**REQUIREMENT**
Transcribe each entry below exactly. Pictures do not go in the copy.

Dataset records
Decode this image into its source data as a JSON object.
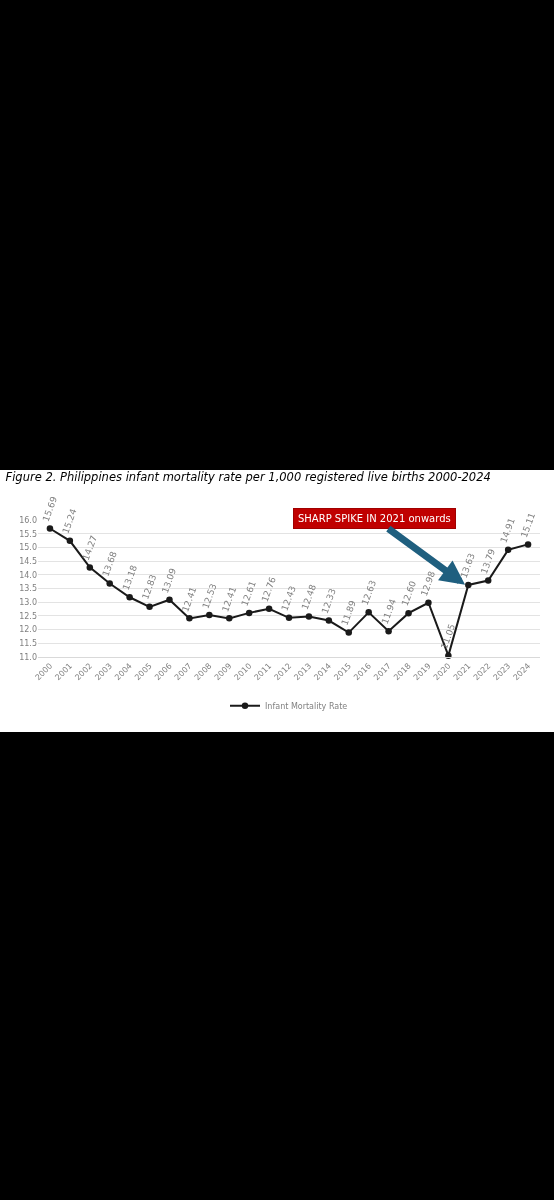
{
  "chart_data": {
    "type": "line",
    "title": "Figure 2. Philippines infant mortality rate per 1,000 registered live births 2000-2024",
    "categories": [
      "2000",
      "2001",
      "2002",
      "2003",
      "2004",
      "2005",
      "2006",
      "2007",
      "2008",
      "2009",
      "2010",
      "2011",
      "2012",
      "2013",
      "2014",
      "2015",
      "2016",
      "2017",
      "2018",
      "2019",
      "2020",
      "2021",
      "2022",
      "2023",
      "2024"
    ],
    "series": [
      {
        "name": "Infant Mortality Rate",
        "color": "#1a1a1a",
        "values": [
          15.69,
          15.24,
          14.27,
          13.68,
          13.18,
          12.83,
          13.09,
          12.41,
          12.53,
          12.41,
          12.61,
          12.76,
          12.43,
          12.48,
          12.33,
          11.89,
          12.63,
          11.94,
          12.6,
          12.98,
          11.05,
          13.63,
          13.79,
          14.91,
          15.11
        ],
        "value_labels": [
          "15.69",
          "15.24",
          "14.27",
          "13.68",
          "13.18",
          "12.83",
          "13.09",
          "12.41",
          "12.53",
          "12.41",
          "12.61",
          "12.76",
          "12.43",
          "12.48",
          "12.33",
          "11.89",
          "12.63",
          "11.94",
          "12.60",
          "12.98",
          "11.05",
          "13.63",
          "13.79",
          "14.91",
          "15.11"
        ]
      }
    ],
    "ylim": [
      11,
      16
    ],
    "yticks": [
      {
        "value": 11,
        "label": "11.0"
      },
      {
        "value": 11.5,
        "label": "11.5"
      },
      {
        "value": 12,
        "label": "12.0"
      },
      {
        "value": 12.5,
        "label": "12.5"
      },
      {
        "value": 13,
        "label": "13.0"
      },
      {
        "value": 13.5,
        "label": "13.5"
      },
      {
        "value": 14,
        "label": "14.0"
      },
      {
        "value": 14.5,
        "label": "14.5"
      },
      {
        "value": 15,
        "label": "15.0"
      },
      {
        "value": 15.5,
        "label": "15.5"
      },
      {
        "value": 16,
        "label": "16.0"
      }
    ],
    "grid": "y",
    "legend": "bottom",
    "marker": "circle",
    "line_style": "solid",
    "annotations": [
      {
        "text": "SHARP SPIKE IN 2021 onwards",
        "x": "2021",
        "y": 13.55
      }
    ]
  }
}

**REPLY**
Decode this image into its source data as a JSON object.
{
  "chart_data": {
    "type": "line",
    "title": "Figure 2. Philippines infant mortality rate per 1,000 registered live births 2000-2024",
    "categories": [
      "2000",
      "2001",
      "2002",
      "2003",
      "2004",
      "2005",
      "2006",
      "2007",
      "2008",
      "2009",
      "2010",
      "2011",
      "2012",
      "2013",
      "2014",
      "2015",
      "2016",
      "2017",
      "2018",
      "2019",
      "2020",
      "2021",
      "2022",
      "2023",
      "2024"
    ],
    "series": [
      {
        "name": "Infant Mortality Rate",
        "color": "#1a1a1a",
        "values": [
          15.69,
          15.24,
          14.27,
          13.68,
          13.18,
          12.83,
          13.09,
          12.41,
          12.53,
          12.41,
          12.61,
          12.76,
          12.43,
          12.48,
          12.33,
          11.89,
          12.63,
          11.94,
          12.6,
          12.98,
          11.05,
          13.63,
          13.79,
          14.91,
          15.11
        ],
        "value_labels": [
          "15.69",
          "15.24",
          "14.27",
          "13.68",
          "13.18",
          "12.83",
          "13.09",
          "12.41",
          "12.53",
          "12.41",
          "12.61",
          "12.76",
          "12.43",
          "12.48",
          "12.33",
          "11.89",
          "12.63",
          "11.94",
          "12.60",
          "12.98",
          "11.05",
          "13.63",
          "13.79",
          "14.91",
          "15.11"
        ]
      }
    ],
    "ylim": [
      11,
      16
    ],
    "yticks": [
      {
        "value": 11,
        "label": "11.0"
      },
      {
        "value": 11.5,
        "label": "11.5"
      },
      {
        "value": 12,
        "label": "12.0"
      },
      {
        "value": 12.5,
        "label": "12.5"
      },
      {
        "value": 13,
        "label": "13.0"
      },
      {
        "value": 13.5,
        "label": "13.5"
      },
      {
        "value": 14,
        "label": "14.0"
      },
      {
        "value": 14.5,
        "label": "14.5"
      },
      {
        "value": 15,
        "label": "15.0"
      },
      {
        "value": 15.5,
        "label": "15.5"
      },
      {
        "value": 16,
        "label": "16.0"
      }
    ],
    "grid": "y",
    "legend": "bottom",
    "marker": "circle",
    "line_style": "solid",
    "annotations": [
      {
        "text": "SHARP SPIKE IN 2021 onwards",
        "x": "2021",
        "y": 13.55
      }
    ]
  }
}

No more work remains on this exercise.